Collected data entries:
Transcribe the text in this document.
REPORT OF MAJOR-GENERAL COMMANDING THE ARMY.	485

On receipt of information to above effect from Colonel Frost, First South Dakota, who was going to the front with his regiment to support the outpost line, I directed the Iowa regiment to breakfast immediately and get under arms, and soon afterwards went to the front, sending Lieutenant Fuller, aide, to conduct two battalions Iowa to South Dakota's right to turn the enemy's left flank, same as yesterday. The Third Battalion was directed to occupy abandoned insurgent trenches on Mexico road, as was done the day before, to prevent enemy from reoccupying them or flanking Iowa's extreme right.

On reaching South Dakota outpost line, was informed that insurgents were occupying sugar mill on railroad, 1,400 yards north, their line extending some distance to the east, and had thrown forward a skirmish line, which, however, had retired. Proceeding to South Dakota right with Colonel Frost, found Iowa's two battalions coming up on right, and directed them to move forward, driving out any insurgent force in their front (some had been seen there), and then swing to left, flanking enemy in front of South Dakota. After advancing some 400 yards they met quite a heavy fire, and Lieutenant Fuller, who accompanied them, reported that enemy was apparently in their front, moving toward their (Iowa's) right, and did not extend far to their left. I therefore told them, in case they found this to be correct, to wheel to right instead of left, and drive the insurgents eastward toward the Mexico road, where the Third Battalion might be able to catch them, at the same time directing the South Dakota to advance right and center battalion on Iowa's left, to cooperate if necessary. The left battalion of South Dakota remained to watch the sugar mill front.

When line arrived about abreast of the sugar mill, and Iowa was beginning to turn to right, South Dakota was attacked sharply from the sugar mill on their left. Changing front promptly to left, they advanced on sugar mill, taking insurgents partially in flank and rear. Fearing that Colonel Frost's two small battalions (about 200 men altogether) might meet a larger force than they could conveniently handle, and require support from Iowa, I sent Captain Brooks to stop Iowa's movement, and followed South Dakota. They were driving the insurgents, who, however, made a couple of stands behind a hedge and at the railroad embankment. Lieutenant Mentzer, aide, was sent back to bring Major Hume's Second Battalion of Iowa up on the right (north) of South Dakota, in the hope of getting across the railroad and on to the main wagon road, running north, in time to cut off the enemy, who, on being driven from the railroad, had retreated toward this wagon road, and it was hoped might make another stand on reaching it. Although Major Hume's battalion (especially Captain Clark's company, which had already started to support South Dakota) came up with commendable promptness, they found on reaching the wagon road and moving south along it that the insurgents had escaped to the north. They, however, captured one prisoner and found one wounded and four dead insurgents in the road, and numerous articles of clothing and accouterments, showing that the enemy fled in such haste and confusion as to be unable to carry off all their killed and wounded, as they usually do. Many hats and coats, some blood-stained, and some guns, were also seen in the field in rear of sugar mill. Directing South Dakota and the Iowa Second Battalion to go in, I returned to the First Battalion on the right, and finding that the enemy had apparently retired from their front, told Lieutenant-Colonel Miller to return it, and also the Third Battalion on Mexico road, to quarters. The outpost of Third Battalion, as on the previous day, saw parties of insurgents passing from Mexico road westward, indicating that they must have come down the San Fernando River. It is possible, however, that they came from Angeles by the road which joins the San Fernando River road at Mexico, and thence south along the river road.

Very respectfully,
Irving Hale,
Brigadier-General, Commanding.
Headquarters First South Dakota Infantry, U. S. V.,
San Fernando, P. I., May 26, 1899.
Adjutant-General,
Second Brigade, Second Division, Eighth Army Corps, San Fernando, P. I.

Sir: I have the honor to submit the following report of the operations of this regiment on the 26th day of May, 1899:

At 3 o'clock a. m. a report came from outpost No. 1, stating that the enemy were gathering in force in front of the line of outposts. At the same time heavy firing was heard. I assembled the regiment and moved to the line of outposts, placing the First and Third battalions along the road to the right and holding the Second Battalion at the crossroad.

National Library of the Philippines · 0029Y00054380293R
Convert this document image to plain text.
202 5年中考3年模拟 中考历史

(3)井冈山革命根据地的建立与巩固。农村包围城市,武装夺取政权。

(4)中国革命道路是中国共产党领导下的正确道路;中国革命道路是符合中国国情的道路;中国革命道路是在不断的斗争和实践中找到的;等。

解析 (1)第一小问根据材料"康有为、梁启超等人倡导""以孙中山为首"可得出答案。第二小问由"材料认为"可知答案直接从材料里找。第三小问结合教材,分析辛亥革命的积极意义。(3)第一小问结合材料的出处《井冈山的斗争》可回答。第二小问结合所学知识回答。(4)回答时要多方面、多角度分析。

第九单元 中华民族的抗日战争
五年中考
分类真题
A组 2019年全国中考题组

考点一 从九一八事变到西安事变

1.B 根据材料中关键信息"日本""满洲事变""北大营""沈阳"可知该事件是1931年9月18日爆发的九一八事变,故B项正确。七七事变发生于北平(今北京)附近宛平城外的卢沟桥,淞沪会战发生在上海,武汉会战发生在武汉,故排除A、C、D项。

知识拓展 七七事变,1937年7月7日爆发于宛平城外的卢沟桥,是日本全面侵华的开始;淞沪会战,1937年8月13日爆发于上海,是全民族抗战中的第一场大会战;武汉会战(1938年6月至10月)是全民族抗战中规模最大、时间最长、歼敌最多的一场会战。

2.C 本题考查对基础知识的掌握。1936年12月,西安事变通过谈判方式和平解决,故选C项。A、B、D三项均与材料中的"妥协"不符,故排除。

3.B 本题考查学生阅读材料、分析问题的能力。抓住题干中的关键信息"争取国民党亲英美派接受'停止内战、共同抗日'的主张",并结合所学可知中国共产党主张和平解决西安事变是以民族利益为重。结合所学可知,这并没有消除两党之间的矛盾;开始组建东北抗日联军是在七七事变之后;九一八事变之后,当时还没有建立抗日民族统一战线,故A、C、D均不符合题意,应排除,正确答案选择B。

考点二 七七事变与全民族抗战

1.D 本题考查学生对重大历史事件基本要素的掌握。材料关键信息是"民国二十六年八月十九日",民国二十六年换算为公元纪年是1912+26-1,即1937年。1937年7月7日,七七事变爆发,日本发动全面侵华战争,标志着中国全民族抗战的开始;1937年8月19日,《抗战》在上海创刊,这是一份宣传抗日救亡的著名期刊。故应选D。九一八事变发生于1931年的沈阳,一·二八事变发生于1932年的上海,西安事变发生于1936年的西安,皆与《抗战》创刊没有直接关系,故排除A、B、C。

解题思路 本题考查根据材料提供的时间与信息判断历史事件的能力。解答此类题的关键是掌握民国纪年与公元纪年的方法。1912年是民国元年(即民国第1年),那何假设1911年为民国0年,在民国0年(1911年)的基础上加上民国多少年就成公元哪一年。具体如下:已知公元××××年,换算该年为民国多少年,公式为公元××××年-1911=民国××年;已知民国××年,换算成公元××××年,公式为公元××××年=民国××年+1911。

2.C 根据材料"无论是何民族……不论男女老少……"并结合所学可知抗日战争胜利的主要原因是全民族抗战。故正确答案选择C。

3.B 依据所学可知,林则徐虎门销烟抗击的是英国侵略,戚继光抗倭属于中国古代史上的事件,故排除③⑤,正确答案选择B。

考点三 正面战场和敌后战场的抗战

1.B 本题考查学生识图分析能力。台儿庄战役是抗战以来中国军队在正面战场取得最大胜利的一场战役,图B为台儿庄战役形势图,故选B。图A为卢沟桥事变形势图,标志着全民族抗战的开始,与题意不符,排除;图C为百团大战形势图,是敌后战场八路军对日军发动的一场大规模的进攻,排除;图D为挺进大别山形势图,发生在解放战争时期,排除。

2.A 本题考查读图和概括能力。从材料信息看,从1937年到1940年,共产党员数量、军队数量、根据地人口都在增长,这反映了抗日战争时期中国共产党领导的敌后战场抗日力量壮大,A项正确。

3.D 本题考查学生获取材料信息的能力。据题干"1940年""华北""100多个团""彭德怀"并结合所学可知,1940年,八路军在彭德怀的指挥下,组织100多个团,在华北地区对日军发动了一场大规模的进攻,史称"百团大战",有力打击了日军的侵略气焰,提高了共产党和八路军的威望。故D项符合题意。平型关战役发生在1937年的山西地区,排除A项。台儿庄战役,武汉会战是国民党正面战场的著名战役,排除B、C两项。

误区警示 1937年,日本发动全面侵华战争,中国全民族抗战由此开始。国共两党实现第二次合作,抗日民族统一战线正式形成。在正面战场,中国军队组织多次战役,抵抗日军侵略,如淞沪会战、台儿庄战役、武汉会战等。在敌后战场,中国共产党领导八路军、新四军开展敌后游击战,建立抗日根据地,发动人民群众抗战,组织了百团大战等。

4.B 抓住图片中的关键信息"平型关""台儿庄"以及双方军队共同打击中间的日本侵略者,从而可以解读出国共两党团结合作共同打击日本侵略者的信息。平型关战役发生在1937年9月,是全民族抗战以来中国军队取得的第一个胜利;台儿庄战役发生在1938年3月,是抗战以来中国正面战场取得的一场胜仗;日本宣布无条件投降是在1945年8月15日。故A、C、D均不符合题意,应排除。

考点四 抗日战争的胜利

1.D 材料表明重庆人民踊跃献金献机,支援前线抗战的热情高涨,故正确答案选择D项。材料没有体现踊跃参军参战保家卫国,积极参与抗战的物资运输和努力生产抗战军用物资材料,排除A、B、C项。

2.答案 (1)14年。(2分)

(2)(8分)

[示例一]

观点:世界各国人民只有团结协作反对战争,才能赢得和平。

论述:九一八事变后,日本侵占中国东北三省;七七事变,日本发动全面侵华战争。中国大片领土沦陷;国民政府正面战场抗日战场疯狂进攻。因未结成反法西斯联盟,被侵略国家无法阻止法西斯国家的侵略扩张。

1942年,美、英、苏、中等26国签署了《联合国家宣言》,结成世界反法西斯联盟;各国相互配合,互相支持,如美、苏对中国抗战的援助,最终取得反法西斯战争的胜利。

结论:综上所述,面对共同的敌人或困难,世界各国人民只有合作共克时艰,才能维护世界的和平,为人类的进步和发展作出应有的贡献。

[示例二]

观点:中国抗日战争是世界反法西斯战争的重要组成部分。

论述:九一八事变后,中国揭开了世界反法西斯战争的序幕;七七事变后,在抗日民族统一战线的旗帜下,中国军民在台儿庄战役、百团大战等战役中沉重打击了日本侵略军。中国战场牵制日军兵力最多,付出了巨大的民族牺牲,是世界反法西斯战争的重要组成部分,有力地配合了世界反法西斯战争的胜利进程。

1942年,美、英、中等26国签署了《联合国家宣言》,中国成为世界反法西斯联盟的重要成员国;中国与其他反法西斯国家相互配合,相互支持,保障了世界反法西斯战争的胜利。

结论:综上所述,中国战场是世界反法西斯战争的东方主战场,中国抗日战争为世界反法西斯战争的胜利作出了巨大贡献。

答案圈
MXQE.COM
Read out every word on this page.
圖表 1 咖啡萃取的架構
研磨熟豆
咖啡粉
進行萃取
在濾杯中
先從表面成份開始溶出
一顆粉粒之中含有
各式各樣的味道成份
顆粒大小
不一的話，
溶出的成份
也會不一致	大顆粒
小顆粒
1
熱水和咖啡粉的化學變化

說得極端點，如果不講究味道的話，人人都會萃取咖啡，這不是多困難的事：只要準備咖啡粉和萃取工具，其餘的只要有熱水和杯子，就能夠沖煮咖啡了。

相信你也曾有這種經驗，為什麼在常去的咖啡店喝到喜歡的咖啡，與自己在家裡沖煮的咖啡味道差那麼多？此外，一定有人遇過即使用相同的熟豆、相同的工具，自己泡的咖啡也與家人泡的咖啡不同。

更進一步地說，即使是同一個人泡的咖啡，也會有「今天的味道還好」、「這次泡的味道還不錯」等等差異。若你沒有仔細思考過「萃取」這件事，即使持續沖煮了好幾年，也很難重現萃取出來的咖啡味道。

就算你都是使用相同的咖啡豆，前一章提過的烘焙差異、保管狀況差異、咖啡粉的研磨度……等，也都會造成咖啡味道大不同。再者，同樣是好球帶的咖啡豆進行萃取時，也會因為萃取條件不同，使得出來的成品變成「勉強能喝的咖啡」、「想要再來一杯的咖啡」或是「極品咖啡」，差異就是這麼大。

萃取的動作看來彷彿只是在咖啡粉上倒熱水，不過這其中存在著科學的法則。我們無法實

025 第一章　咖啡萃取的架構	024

_Exercise description_
Gather all lines where the word "综上所述" appears.

_Complete response_
结论:综上所述,面对共同的敌人或困难,世界各国人民只有合作共克时艰,才能维护世界的和平,为人类的进步和发展作出应有的贡献。
结论:综上所述,中国战场是世界反法西斯战争的东方主战场,中国抗日战争为世界反法西斯战争的胜利作出了巨大贡献。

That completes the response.